[Extract to read]:
- Sire: Mr Greeley
- Grandsire: Gone West
- Dam: Rosebud
- Damsire: Indian Ridge
- Sex: Stallion
- Foaled: 8 February 1998
- Country: United States
- Colour: Chestnut
- Breeder: Stronach Stables
- Owner: Speedlith Group
- Trainer: Richard Hannon, Sr
- Record: 34: 9-4-5
- Earnings: £426,878

Major wins
- Abernant Stakes (2002) Spring Trophy (2002) Hungerford Stakes (2002) Sussex Stakes (2003)

= Reel Buddy =

American-bred Thoroughbred racehorse

Reel Buddy (foaled 8 February 1998) was an American-bred, British-trained Thoroughbred racehorse and sire best known for his upset win in the 2003 Sussex Stakes. He was foaled in Kentucky, and was sold to race in England after initially failing to attract interest from American buyers. In his first two seasons he won four relatively minor races from eighteen starts, showing himself to be a good and consistent racehorse but some way below top class. As a four-year-old in 2002 he showed improved form, winning the Abernant Stakes, Spring Trophy and Hungerford Stakes. In the following year he was beaten in his first five races before producing a career-best performance on his thirty-third start to win the Sussex Stakes at odds of 20/1. He was retired to stud at the end of the year and was later exported to Greece. He has made little impact as a breeding stallion.

[Recorded information]:
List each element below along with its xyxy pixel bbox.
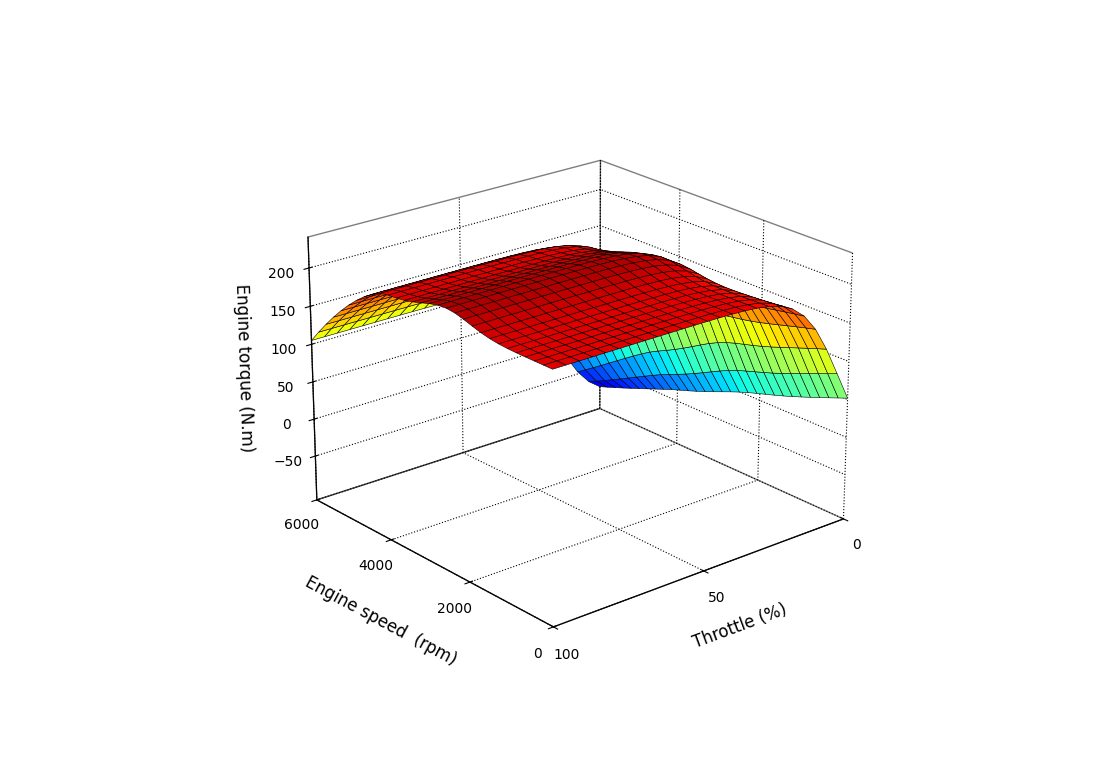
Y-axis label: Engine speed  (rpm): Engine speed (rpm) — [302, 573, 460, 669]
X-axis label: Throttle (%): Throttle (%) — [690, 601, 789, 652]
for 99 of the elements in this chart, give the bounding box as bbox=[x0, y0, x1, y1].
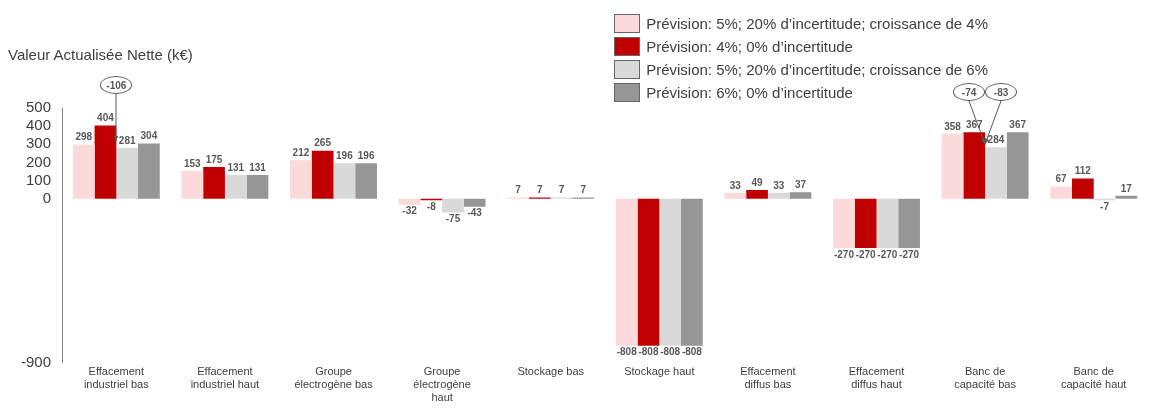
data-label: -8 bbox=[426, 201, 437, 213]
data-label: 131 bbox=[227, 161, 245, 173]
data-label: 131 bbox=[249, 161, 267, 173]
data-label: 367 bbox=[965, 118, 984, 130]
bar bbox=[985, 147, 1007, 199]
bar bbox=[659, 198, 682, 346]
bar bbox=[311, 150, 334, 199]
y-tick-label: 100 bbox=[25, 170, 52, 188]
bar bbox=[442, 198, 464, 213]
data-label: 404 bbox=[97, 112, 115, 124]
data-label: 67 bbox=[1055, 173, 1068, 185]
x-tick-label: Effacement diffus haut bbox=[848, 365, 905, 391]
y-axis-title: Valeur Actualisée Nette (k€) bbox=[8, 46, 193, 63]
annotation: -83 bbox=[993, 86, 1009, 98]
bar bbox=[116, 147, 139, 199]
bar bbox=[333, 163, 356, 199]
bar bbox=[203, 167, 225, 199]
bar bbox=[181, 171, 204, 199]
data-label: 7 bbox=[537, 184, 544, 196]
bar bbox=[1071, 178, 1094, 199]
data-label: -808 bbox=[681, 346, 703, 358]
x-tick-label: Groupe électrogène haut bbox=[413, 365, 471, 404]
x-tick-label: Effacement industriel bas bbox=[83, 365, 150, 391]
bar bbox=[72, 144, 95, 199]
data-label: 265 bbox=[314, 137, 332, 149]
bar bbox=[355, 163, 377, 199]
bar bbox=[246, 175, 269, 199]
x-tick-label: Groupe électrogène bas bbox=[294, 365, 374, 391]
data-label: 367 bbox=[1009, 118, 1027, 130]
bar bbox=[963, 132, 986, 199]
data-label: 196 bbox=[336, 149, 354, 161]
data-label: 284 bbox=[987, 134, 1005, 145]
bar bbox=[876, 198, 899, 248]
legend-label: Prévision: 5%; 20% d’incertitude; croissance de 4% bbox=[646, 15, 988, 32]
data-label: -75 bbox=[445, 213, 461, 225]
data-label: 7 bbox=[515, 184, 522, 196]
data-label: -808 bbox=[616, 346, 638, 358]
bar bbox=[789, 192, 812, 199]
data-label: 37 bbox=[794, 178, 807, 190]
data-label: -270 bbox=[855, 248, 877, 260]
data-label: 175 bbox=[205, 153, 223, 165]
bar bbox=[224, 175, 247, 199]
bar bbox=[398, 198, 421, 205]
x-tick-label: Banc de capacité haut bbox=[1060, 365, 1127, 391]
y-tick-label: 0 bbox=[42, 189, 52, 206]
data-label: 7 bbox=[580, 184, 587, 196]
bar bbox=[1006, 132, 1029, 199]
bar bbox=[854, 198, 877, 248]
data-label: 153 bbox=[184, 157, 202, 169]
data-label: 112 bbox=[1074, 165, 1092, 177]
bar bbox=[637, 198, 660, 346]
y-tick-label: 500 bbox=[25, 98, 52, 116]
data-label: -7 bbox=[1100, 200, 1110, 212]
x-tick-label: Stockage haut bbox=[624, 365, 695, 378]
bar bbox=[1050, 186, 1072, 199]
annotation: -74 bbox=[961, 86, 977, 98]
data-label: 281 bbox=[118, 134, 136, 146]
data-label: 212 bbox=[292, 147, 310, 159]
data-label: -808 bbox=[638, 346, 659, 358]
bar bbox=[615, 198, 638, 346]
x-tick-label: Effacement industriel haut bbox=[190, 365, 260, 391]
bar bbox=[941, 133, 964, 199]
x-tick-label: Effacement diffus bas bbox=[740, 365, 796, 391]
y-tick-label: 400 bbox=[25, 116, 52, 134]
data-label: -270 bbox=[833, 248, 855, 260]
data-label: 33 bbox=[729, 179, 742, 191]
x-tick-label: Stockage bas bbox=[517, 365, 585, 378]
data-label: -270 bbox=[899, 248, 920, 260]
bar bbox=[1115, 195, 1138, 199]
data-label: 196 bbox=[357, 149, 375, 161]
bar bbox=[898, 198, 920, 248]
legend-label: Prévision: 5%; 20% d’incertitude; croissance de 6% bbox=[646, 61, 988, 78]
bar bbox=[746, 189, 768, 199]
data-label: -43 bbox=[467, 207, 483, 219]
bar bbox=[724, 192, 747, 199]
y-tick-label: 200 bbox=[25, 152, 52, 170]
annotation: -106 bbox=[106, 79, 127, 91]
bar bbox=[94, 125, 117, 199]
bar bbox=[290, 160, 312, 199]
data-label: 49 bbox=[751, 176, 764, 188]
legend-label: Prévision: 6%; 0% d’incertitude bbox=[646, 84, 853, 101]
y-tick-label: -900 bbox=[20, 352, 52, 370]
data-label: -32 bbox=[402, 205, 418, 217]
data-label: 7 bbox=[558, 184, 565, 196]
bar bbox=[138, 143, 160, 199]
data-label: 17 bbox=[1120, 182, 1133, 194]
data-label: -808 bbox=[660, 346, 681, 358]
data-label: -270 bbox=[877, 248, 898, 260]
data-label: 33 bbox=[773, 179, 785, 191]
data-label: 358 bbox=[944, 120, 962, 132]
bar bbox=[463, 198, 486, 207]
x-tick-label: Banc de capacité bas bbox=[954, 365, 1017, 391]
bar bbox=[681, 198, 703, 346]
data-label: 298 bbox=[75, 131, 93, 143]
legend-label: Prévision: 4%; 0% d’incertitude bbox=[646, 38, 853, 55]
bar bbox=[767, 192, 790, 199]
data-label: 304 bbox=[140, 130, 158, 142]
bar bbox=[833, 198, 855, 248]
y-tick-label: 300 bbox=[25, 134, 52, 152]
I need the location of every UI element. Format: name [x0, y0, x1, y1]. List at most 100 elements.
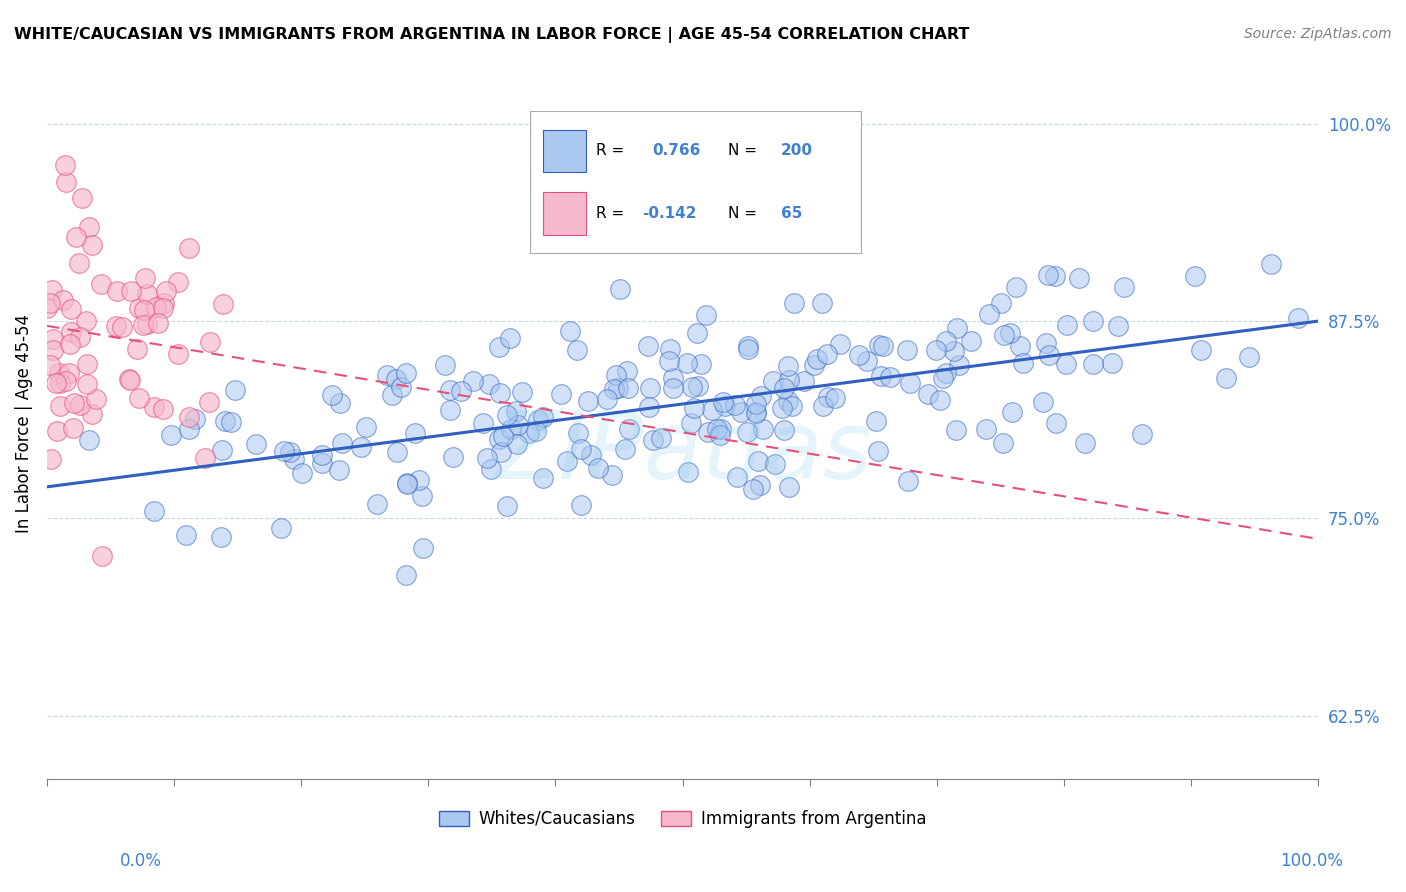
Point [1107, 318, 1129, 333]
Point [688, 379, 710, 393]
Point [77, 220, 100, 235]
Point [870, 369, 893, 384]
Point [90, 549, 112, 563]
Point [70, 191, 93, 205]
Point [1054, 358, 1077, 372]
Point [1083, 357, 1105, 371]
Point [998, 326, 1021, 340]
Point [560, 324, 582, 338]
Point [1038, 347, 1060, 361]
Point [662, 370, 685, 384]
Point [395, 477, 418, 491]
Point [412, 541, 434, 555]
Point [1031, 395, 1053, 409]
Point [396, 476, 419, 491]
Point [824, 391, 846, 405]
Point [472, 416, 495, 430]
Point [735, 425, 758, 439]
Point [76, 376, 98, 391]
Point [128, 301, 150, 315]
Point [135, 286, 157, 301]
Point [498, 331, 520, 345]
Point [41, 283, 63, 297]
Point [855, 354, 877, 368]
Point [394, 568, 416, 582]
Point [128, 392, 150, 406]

[Exercise 1]: Please list every major win that the Reel Buddy profile names.
[Exercise 2]: Change "thirty-third" to "33rd" in the Reel Buddy profile, giving the passage again from the words "Reel Buddy (foaled" through the words "a breeding stallion.". Begin at the sentence that has "Reel Buddy (foaled", and stop after "a breeding stallion.".
Work only from the Reel Buddy profile when answering.

[Task solution 1]: Abernant Stakes (2002), Spring Trophy (2002), Hungerford Stakes (2002), Sussex Stakes (2003)

[Task solution 2]:
Reel Buddy (foaled 8 February 1998) was an American-bred, British-trained Thoroughbred racehorse and sire best known for his upset win in the 2003 Sussex Stakes. He was foaled in Kentucky, and was sold to race in England after initially failing to attract interest from American buyers. In his first two seasons he won four relatively minor races from eighteen starts, showing himself to be a good and consistent racehorse but some way below top class. As a four-year-old in 2002 he showed improved form, winning the Abernant Stakes, Spring Trophy and Hungerford Stakes. In the following year he was beaten in his first five races before producing a career-best performance on his 33rd start to win the Sussex Stakes at odds of 20/1. He was retired to stud at the end of the year and was later exported to Greece. He has made little impact as a breeding stallion.